§ STATED GOAL
All the entries need to be quoted exactly, apart from the pictures, which you should drop.

(Data items)
— Begin —
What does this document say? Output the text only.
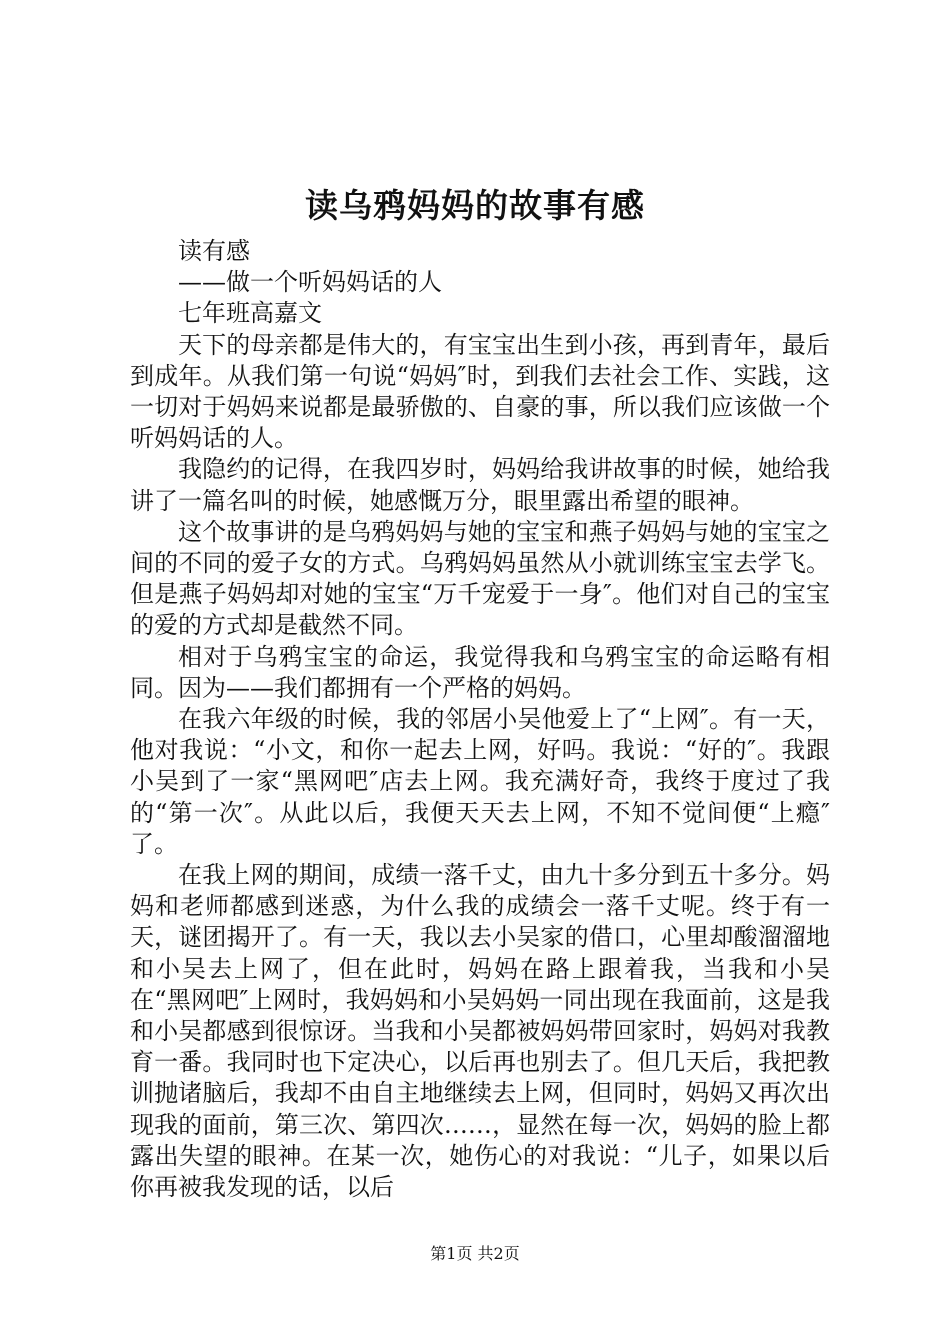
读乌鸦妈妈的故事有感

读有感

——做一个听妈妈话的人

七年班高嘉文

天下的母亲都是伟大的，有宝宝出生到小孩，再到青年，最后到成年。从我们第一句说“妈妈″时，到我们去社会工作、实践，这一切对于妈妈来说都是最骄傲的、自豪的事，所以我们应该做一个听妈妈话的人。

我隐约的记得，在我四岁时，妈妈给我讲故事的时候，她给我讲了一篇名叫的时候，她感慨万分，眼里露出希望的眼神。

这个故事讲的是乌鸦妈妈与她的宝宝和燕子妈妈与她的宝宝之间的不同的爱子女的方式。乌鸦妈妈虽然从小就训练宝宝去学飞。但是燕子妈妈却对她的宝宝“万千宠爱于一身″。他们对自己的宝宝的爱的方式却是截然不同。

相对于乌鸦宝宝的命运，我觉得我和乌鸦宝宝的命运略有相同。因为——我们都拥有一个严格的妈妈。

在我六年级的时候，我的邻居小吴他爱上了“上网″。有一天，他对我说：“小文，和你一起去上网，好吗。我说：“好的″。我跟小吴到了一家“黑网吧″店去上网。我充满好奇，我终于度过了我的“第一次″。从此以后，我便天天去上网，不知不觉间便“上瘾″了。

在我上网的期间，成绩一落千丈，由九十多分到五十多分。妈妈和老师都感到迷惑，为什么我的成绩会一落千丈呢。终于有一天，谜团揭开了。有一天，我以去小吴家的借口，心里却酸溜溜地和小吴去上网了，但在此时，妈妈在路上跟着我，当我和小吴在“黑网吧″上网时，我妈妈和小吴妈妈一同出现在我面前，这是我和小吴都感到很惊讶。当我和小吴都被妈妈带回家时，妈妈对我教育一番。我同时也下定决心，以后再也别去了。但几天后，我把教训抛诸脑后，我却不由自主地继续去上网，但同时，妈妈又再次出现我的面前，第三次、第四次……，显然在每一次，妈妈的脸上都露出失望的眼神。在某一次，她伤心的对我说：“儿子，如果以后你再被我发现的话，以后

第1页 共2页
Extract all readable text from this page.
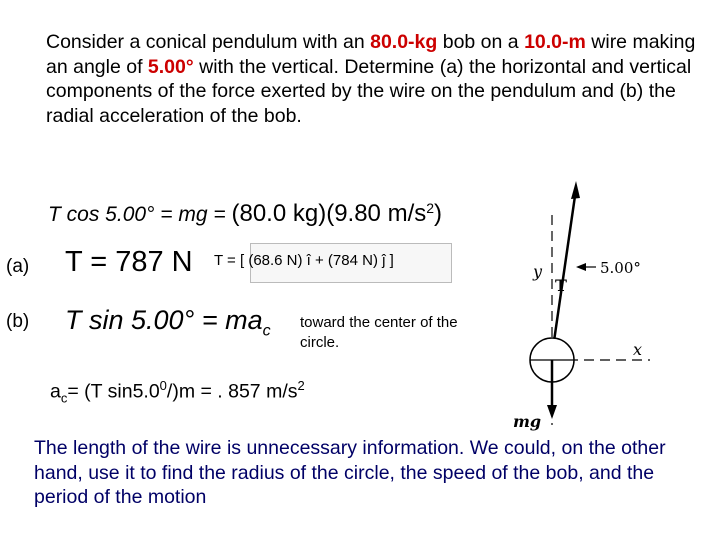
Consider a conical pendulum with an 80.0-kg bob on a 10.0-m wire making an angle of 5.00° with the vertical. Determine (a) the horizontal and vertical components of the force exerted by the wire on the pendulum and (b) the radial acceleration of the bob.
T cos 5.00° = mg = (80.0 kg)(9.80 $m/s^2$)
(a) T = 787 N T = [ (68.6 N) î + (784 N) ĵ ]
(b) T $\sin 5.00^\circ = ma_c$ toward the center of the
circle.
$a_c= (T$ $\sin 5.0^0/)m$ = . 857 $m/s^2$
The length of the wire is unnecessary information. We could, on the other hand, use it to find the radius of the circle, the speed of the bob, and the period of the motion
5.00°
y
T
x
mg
— End —
§ WORKED ANSWER
What does this document say? Output the text only.
读乌鸦妈妈的故事有感

读有感

——做一个听妈妈话的人

七年班高嘉文

天下的母亲都是伟大的，有宝宝出生到小孩，再到青年，最后到成年。从我们第一句说“妈妈″时，到我们去社会工作、实践，这一切对于妈妈来说都是最骄傲的、自豪的事，所以我们应该做一个听妈妈话的人。

我隐约的记得，在我四岁时，妈妈给我讲故事的时候，她给我讲了一篇名叫的时候，她感慨万分，眼里露出希望的眼神。

这个故事讲的是乌鸦妈妈与她的宝宝和燕子妈妈与她的宝宝之间的不同的爱子女的方式。乌鸦妈妈虽然从小就训练宝宝去学飞。但是燕子妈妈却对她的宝宝“万千宠爱于一身″。他们对自己的宝宝的爱的方式却是截然不同。

相对于乌鸦宝宝的命运，我觉得我和乌鸦宝宝的命运略有相同。因为——我们都拥有一个严格的妈妈。

在我六年级的时候，我的邻居小吴他爱上了“上网″。有一天，他对我说：“小文，和你一起去上网，好吗。我说：“好的″。我跟小吴到了一家“黑网吧″店去上网。我充满好奇，我终于度过了我的“第一次″。从此以后，我便天天去上网，不知不觉间便“上瘾″了。

在我上网的期间，成绩一落千丈，由九十多分到五十多分。妈妈和老师都感到迷惑，为什么我的成绩会一落千丈呢。终于有一天，谜团揭开了。有一天，我以去小吴家的借口，心里却酸溜溜地和小吴去上网了，但在此时，妈妈在路上跟着我，当我和小吴在“黑网吧″上网时，我妈妈和小吴妈妈一同出现在我面前，这是我和小吴都感到很惊讶。当我和小吴都被妈妈带回家时，妈妈对我教育一番。我同时也下定决心，以后再也别去了。但几天后，我把教训抛诸脑后，我却不由自主地继续去上网，但同时，妈妈又再次出现我的面前，第三次、第四次……，显然在每一次，妈妈的脸上都露出失望的眼神。在某一次，她伤心的对我说：“儿子，如果以后你再被我发现的话，以后

第1页 共2页
Extract all readable text from this page.
Consider a conical pendulum with an 80.0-kg bob on a 10.0-m wire making an angle of 5.00° with the vertical. Determine (a) the horizontal and vertical components of the force exerted by the wire on the pendulum and (b) the radial acceleration of the bob.
T cos 5.00° = mg = (80.0 kg)(9.80 $m/s^2$)
(a) T = 787 N T = [ (68.6 N) î + (784 N) ĵ ]
(b) T $\sin 5.00^\circ = ma_c$ toward the center of the
circle.
$a_c= (T$ $\sin 5.0^0/)m$ = . 857 $m/s^2$
The length of the wire is unnecessary information. We could, on the other hand, use it to find the radius of the circle, the speed of the bob, and the period of the motion
5.00°
y
T
x
mg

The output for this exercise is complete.